*WHAT TO PRODUCE*: Exclude all pictures, then copy each of the records exactly as written.

*LISTED RECORDS*:

↓↓↓

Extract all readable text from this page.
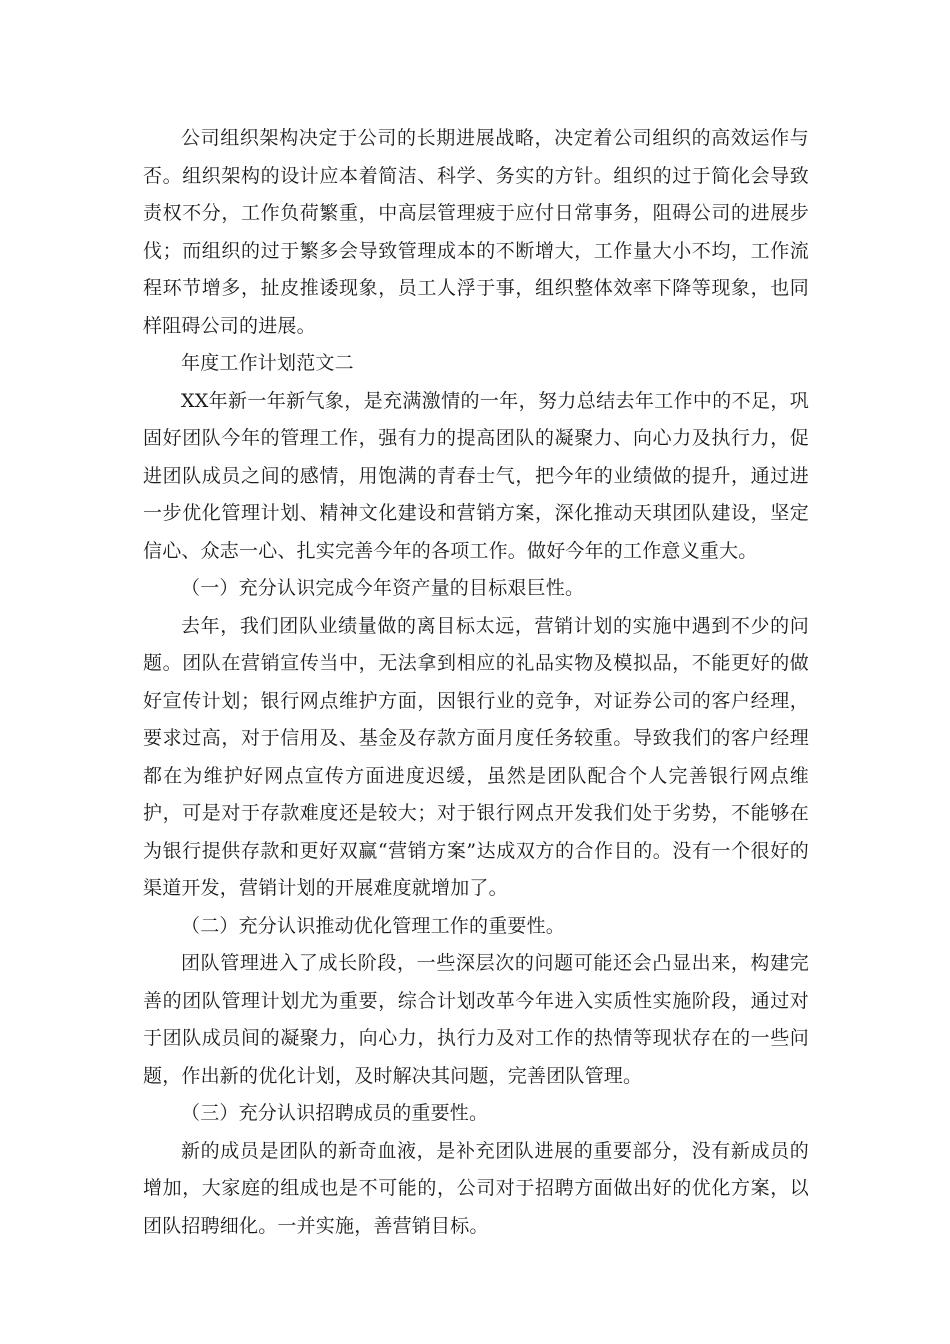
公司组织架构决定于公司的长期进展战略，决定着公司组织的高效运作与否。组织架构的设计应本着简洁、科学、务实的方针。组织的过于简化会导致责权不分，工作负荷繁重，中高层管理疲于应付日常事务，阻碍公司的进展步伐；而组织的过于繁多会导致管理成本的不断增大，工作量大小不均，工作流程环节增多，扯皮推诿现象，员工人浮于事，组织整体效率下降等现象，也同样阻碍公司的进展。

年度工作计划范文二

XX年新一年新气象，是充满激情的一年，努力总结去年工作中的不足，巩固好团队今年的管理工作，强有力的提高团队的凝聚力、向心力及执行力，促进团队成员之间的感情，用饱满的青春士气，把今年的业绩做的提升，通过进一步优化管理计划、精神文化建设和营销方案，深化推动天琪团队建设，坚定信心、众志一心、扎实完善今年的各项工作。做好今年的工作意义重大。

（一）充分认识完成今年资产量的目标艰巨性。

去年，我们团队业绩量做的离目标太远，营销计划的实施中遇到不少的问题。团队在营销宣传当中，无法拿到相应的礼品实物及模拟品，不能更好的做好宣传计划；银行网点维护方面，因银行业的竞争，对证券公司的客户经理，要求过高，对于信用及、基金及存款方面月度任务较重。导致我们的客户经理都在为维护好网点宣传方面进度迟缓，虽然是团队配合个人完善银行网点维护，可是对于存款难度还是较大；对于银行网点开发我们处于劣势，不能够在为银行提供存款和更好双赢“营销方案”达成双方的合作目的。没有一个很好的渠道开发，营销计划的开展难度就增加了。

（二）充分认识推动优化管理工作的重要性。

团队管理进入了成长阶段，一些深层次的问题可能还会凸显出来，构建完善的团队管理计划尤为重要，综合计划改革今年进入实质性实施阶段，通过对于团队成员间的凝聚力，向心力，执行力及对工作的热情等现状存在的一些问题，作出新的优化计划，及时解决其问题，完善团队管理。

（三）充分认识招聘成员的重要性。

新的成员是团队的新奇血液，是补充团队进展的重要部分，没有新成员的增加，大家庭的组成也是不可能的，公司对于招聘方面做出好的优化方案，以团队招聘细化。一并实施，善营销目标。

↑↑↑

*REPLY TO THE EXERCISE*:
Extract all readable text from this page.
公司组织架构决定于公司的长期进展战略，决定着公司组织的高效运作与否。组织架构的设计应本着简洁、科学、务实的方针。组织的过于简化会导致责权不分，工作负荷繁重，中高层管理疲于应付日常事务，阻碍公司的进展步伐；而组织的过于繁多会导致管理成本的不断增大，工作量大小不均，工作流程环节增多，扯皮推诿现象，员工人浮于事，组织整体效率下降等现象，也同样阻碍公司的进展。

年度工作计划范文二

XX年新一年新气象，是充满激情的一年，努力总结去年工作中的不足，巩固好团队今年的管理工作，强有力的提高团队的凝聚力、向心力及执行力，促进团队成员之间的感情，用饱满的青春士气，把今年的业绩做的提升，通过进一步优化管理计划、精神文化建设和营销方案，深化推动天琪团队建设，坚定信心、众志一心、扎实完善今年的各项工作。做好今年的工作意义重大。

（一）充分认识完成今年资产量的目标艰巨性。

去年，我们团队业绩量做的离目标太远，营销计划的实施中遇到不少的问题。团队在营销宣传当中，无法拿到相应的礼品实物及模拟品，不能更好的做好宣传计划；银行网点维护方面，因银行业的竞争，对证券公司的客户经理，要求过高，对于信用及、基金及存款方面月度任务较重。导致我们的客户经理都在为维护好网点宣传方面进度迟缓，虽然是团队配合个人完善银行网点维护，可是对于存款难度还是较大；对于银行网点开发我们处于劣势，不能够在为银行提供存款和更好双赢“营销方案”达成双方的合作目的。没有一个很好的渠道开发，营销计划的开展难度就增加了。

（二）充分认识推动优化管理工作的重要性。

团队管理进入了成长阶段，一些深层次的问题可能还会凸显出来，构建完善的团队管理计划尤为重要，综合计划改革今年进入实质性实施阶段，通过对于团队成员间的凝聚力，向心力，执行力及对工作的热情等现状存在的一些问题，作出新的优化计划，及时解决其问题，完善团队管理。

（三）充分认识招聘成员的重要性。

新的成员是团队的新奇血液，是补充团队进展的重要部分，没有新成员的增加，大家庭的组成也是不可能的，公司对于招聘方面做出好的优化方案，以团队招聘细化。一并实施，善营销目标。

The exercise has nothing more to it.